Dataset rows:
•••••
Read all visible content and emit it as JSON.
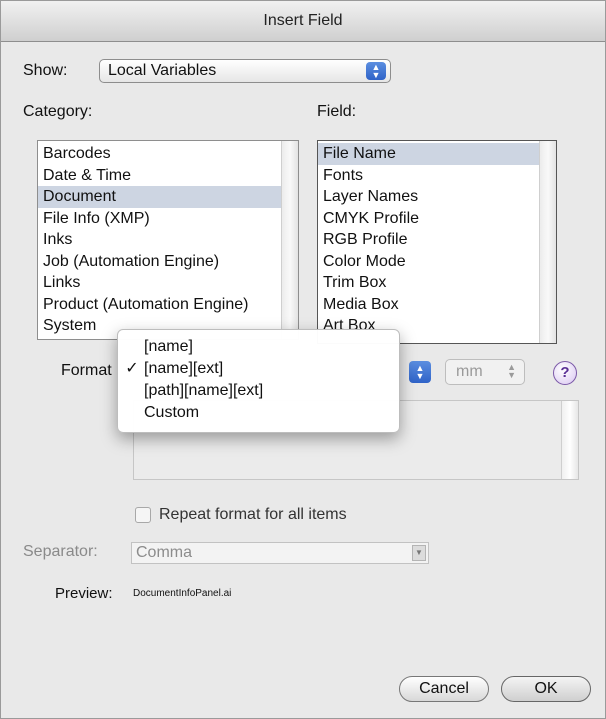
{
  "window": {
    "title": "Insert Field"
  },
  "show": {
    "label": "Show:",
    "value": "Local Variables"
  },
  "category": {
    "label": "Category:",
    "items": [
      "Barcodes",
      "Date & Time",
      "Document",
      "File Info (XMP)",
      "Inks",
      "Job (Automation Engine)",
      "Links",
      "Product (Automation Engine)",
      "System"
    ],
    "selected": "Document"
  },
  "field": {
    "label": "Field:",
    "items": [
      "File Name",
      "Fonts",
      "Layer Names",
      "CMYK Profile",
      "RGB Profile",
      "Color Mode",
      "Trim Box",
      "Media Box",
      "Art Box"
    ],
    "selected": "File Name"
  },
  "format": {
    "label": "Format",
    "menu": [
      {
        "text": "[name]",
        "checked": false
      },
      {
        "text": "[name][ext]",
        "checked": true
      },
      {
        "text": "[path][name][ext]",
        "checked": false
      },
      {
        "text": "Custom",
        "checked": false
      }
    ],
    "check_glyph": "✓"
  },
  "units": {
    "value": "mm"
  },
  "help": {
    "glyph": "?"
  },
  "repeat": {
    "label": "Repeat format for all items",
    "checked": false
  },
  "separator": {
    "label": "Separator:",
    "value": "Comma"
  },
  "preview": {
    "label": "Preview:",
    "value": "DocumentInfoPanel.ai"
  },
  "buttons": {
    "cancel": "Cancel",
    "ok": "OK"
  }
}
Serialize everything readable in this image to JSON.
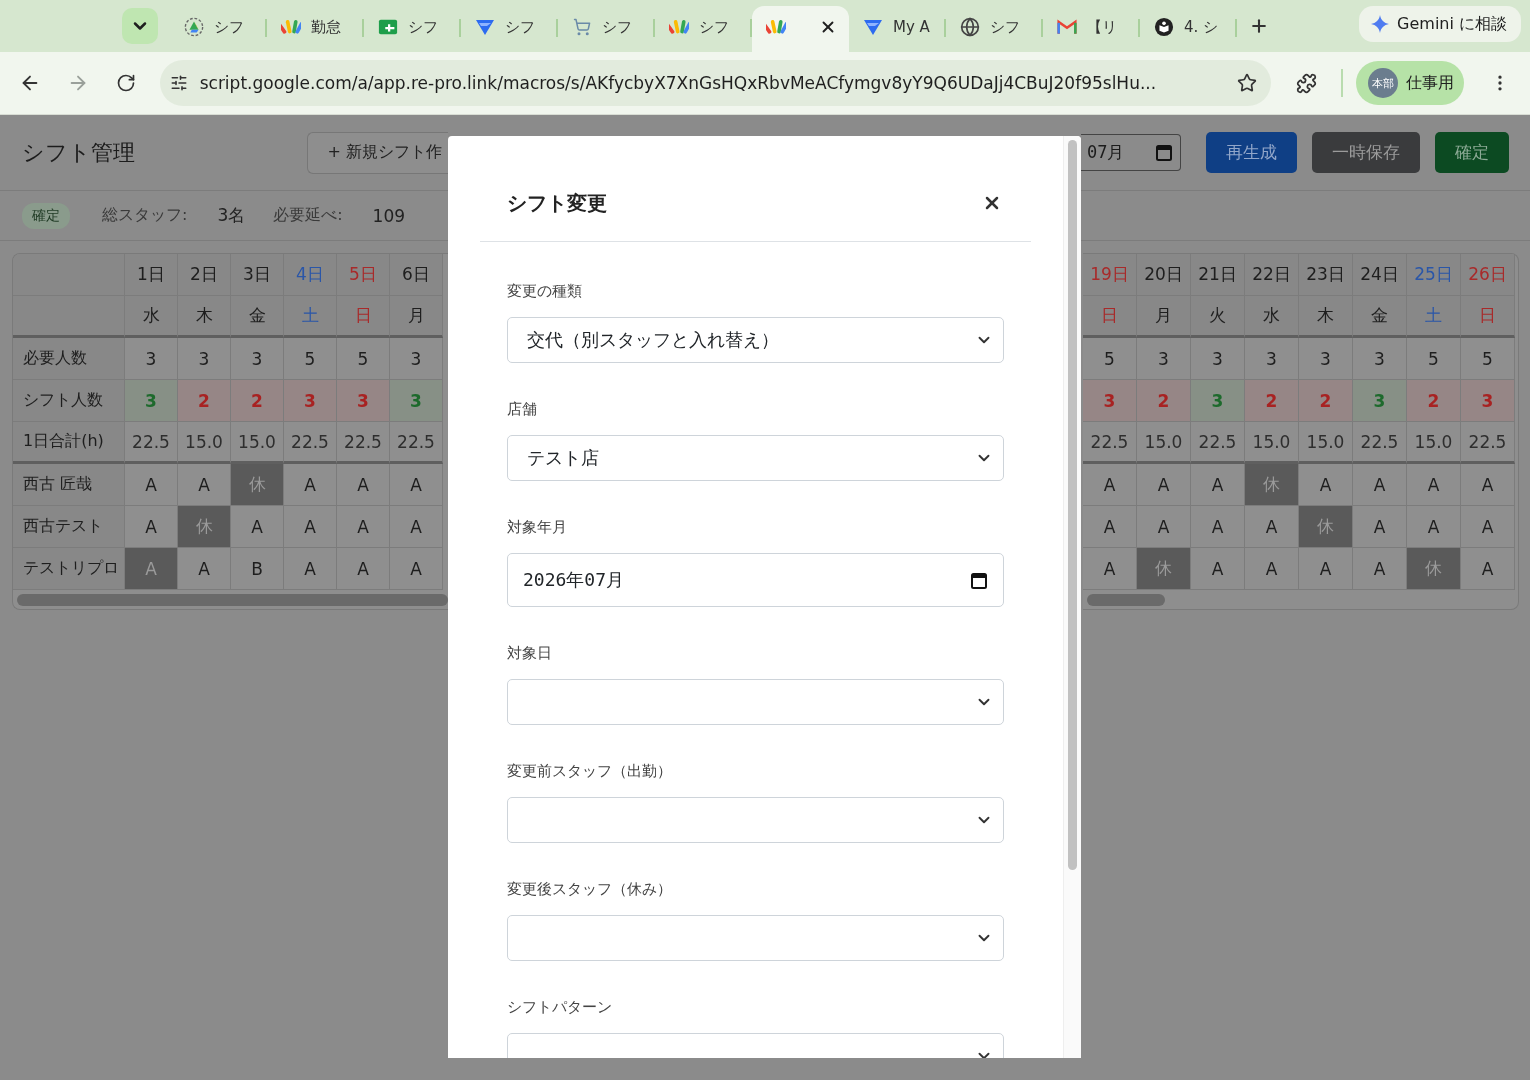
{
  "browser": {
    "tabs": [
      {
        "kind": "drive",
        "title": "シフ",
        "selected": false
      },
      {
        "kind": "script",
        "title": "勤怠",
        "selected": false
      },
      {
        "kind": "sheets",
        "title": "シフ",
        "selected": false
      },
      {
        "kind": "triangle",
        "title": "シフ",
        "selected": false
      },
      {
        "kind": "cart",
        "title": "シフ",
        "selected": false
      },
      {
        "kind": "script",
        "title": "シフ",
        "selected": false
      },
      {
        "kind": "script",
        "selected": true
      },
      {
        "kind": "triangle",
        "title": "My A",
        "selected": false
      },
      {
        "kind": "globe",
        "title": "シフ",
        "selected": false
      },
      {
        "kind": "gmail",
        "title": "【リ",
        "selected": false
      },
      {
        "kind": "book",
        "title": "4. シ",
        "selected": false
      }
    ],
    "gemini": "Gemini に相談",
    "url": "script.google.com/a/app.re-pro.link/macros/s/AKfycbyX7XnGsHQxRbvMeACfymgv8yY9Q6UDaJj4CBuJ20f95slHu...",
    "profile": {
      "avatar": "本部",
      "label": "仕事用"
    }
  },
  "page": {
    "title": "シフト管理",
    "new_button": "+ 新規シフト作",
    "month_field": "07月",
    "buttons": [
      {
        "label": "再生成",
        "kind": "primary"
      },
      {
        "label": "一時保存",
        "kind": "secondary"
      },
      {
        "label": "確定",
        "kind": "success"
      }
    ],
    "status_badge": "確定",
    "stats": [
      {
        "label": "総スタッフ:",
        "value": "3名"
      },
      {
        "label": "必要延べ:",
        "value": "109"
      }
    ]
  },
  "schedule": {
    "row_labels": {
      "required": "必要人数",
      "shift": "シフト人数",
      "hours": "1日合計(h)"
    },
    "staff_names": [
      "西古 匠哉",
      "西古テスト",
      "テストリプロ"
    ],
    "left_columns": [
      {
        "day": "1日",
        "weekday": "水",
        "kind": "weekday",
        "required": "3",
        "shift": {
          "value": "3",
          "met": true
        },
        "hours": "22.5",
        "staff": [
          {
            "value": "A",
            "shaded": false
          },
          {
            "value": "A",
            "shaded": false
          },
          {
            "value": "A",
            "shaded": true
          }
        ]
      },
      {
        "day": "2日",
        "weekday": "木",
        "kind": "weekday",
        "required": "3",
        "shift": {
          "value": "2",
          "met": false
        },
        "hours": "15.0",
        "staff": [
          {
            "value": "A",
            "shaded": false
          },
          {
            "value": "休",
            "shaded": true
          },
          {
            "value": "A",
            "shaded": false
          }
        ]
      },
      {
        "day": "3日",
        "weekday": "金",
        "kind": "weekday",
        "required": "3",
        "shift": {
          "value": "2",
          "met": false
        },
        "hours": "15.0",
        "staff": [
          {
            "value": "休",
            "shaded": true
          },
          {
            "value": "A",
            "shaded": false
          },
          {
            "value": "B",
            "shaded": false
          }
        ]
      },
      {
        "day": "4日",
        "weekday": "土",
        "kind": "saturday",
        "required": "5",
        "shift": {
          "value": "3",
          "met": false
        },
        "hours": "22.5",
        "staff": [
          {
            "value": "A",
            "shaded": false
          },
          {
            "value": "A",
            "shaded": false
          },
          {
            "value": "A",
            "shaded": false
          }
        ]
      },
      {
        "day": "5日",
        "weekday": "日",
        "kind": "sunday",
        "required": "5",
        "shift": {
          "value": "3",
          "met": false
        },
        "hours": "22.5",
        "staff": [
          {
            "value": "A",
            "shaded": false
          },
          {
            "value": "A",
            "shaded": false
          },
          {
            "value": "A",
            "shaded": false
          }
        ]
      },
      {
        "day": "6日",
        "weekday": "月",
        "kind": "weekday",
        "required": "3",
        "shift": {
          "value": "3",
          "met": true
        },
        "hours": "22.5",
        "staff": [
          {
            "value": "A",
            "shaded": false
          },
          {
            "value": "A",
            "shaded": false
          },
          {
            "value": "A",
            "shaded": false
          }
        ]
      }
    ],
    "right_columns": [
      {
        "day": "19日",
        "weekday": "日",
        "kind": "sunday",
        "required": "5",
        "shift": {
          "value": "3",
          "met": false
        },
        "hours": "22.5",
        "staff": [
          {
            "value": "A",
            "shaded": false
          },
          {
            "value": "A",
            "shaded": false
          },
          {
            "value": "A",
            "shaded": false
          }
        ]
      },
      {
        "day": "20日",
        "weekday": "月",
        "kind": "weekday",
        "required": "3",
        "shift": {
          "value": "2",
          "met": false
        },
        "hours": "15.0",
        "staff": [
          {
            "value": "A",
            "shaded": false
          },
          {
            "value": "A",
            "shaded": false
          },
          {
            "value": "休",
            "shaded": true
          }
        ]
      },
      {
        "day": "21日",
        "weekday": "火",
        "kind": "weekday",
        "required": "3",
        "shift": {
          "value": "3",
          "met": true
        },
        "hours": "22.5",
        "staff": [
          {
            "value": "A",
            "shaded": false
          },
          {
            "value": "A",
            "shaded": false
          },
          {
            "value": "A",
            "shaded": false
          }
        ]
      },
      {
        "day": "22日",
        "weekday": "水",
        "kind": "weekday",
        "required": "3",
        "shift": {
          "value": "2",
          "met": false
        },
        "hours": "15.0",
        "staff": [
          {
            "value": "休",
            "shaded": true
          },
          {
            "value": "A",
            "shaded": false
          },
          {
            "value": "A",
            "shaded": false
          }
        ]
      },
      {
        "day": "23日",
        "weekday": "木",
        "kind": "weekday",
        "required": "3",
        "shift": {
          "value": "2",
          "met": false
        },
        "hours": "15.0",
        "staff": [
          {
            "value": "A",
            "shaded": false
          },
          {
            "value": "休",
            "shaded": true
          },
          {
            "value": "A",
            "shaded": false
          }
        ]
      },
      {
        "day": "24日",
        "weekday": "金",
        "kind": "weekday",
        "required": "3",
        "shift": {
          "value": "3",
          "met": true
        },
        "hours": "22.5",
        "staff": [
          {
            "value": "A",
            "shaded": false
          },
          {
            "value": "A",
            "shaded": false
          },
          {
            "value": "A",
            "shaded": false
          }
        ]
      },
      {
        "day": "25日",
        "weekday": "土",
        "kind": "saturday",
        "required": "5",
        "shift": {
          "value": "2",
          "met": false
        },
        "hours": "15.0",
        "staff": [
          {
            "value": "A",
            "shaded": false
          },
          {
            "value": "A",
            "shaded": false
          },
          {
            "value": "休",
            "shaded": true
          }
        ]
      },
      {
        "day": "26日",
        "weekday": "日",
        "kind": "sunday",
        "required": "5",
        "shift": {
          "value": "3",
          "met": false
        },
        "hours": "22.5",
        "staff": [
          {
            "value": "A",
            "shaded": false
          },
          {
            "value": "A",
            "shaded": false
          },
          {
            "value": "A",
            "shaded": false
          }
        ]
      }
    ]
  },
  "modal": {
    "title": "シフト変更",
    "fields": [
      {
        "label": "変更の種類",
        "kind": "select",
        "value": "交代（別スタッフと入れ替え）"
      },
      {
        "label": "店舗",
        "kind": "select",
        "value": "テスト店"
      },
      {
        "label": "対象年月",
        "kind": "month",
        "value": "2026年07月"
      },
      {
        "label": "対象日",
        "kind": "select"
      },
      {
        "label": "変更前スタッフ（出勤）",
        "kind": "select"
      },
      {
        "label": "変更後スタッフ（休み）",
        "kind": "select"
      },
      {
        "label": "シフトパターン",
        "kind": "select"
      }
    ]
  }
}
•••••
## Problem description
Using the records above, pull out each line where the word "Engine" occurs.

## Complete response
      "Job (Automation Engine)",
      "Product (Automation Engine)",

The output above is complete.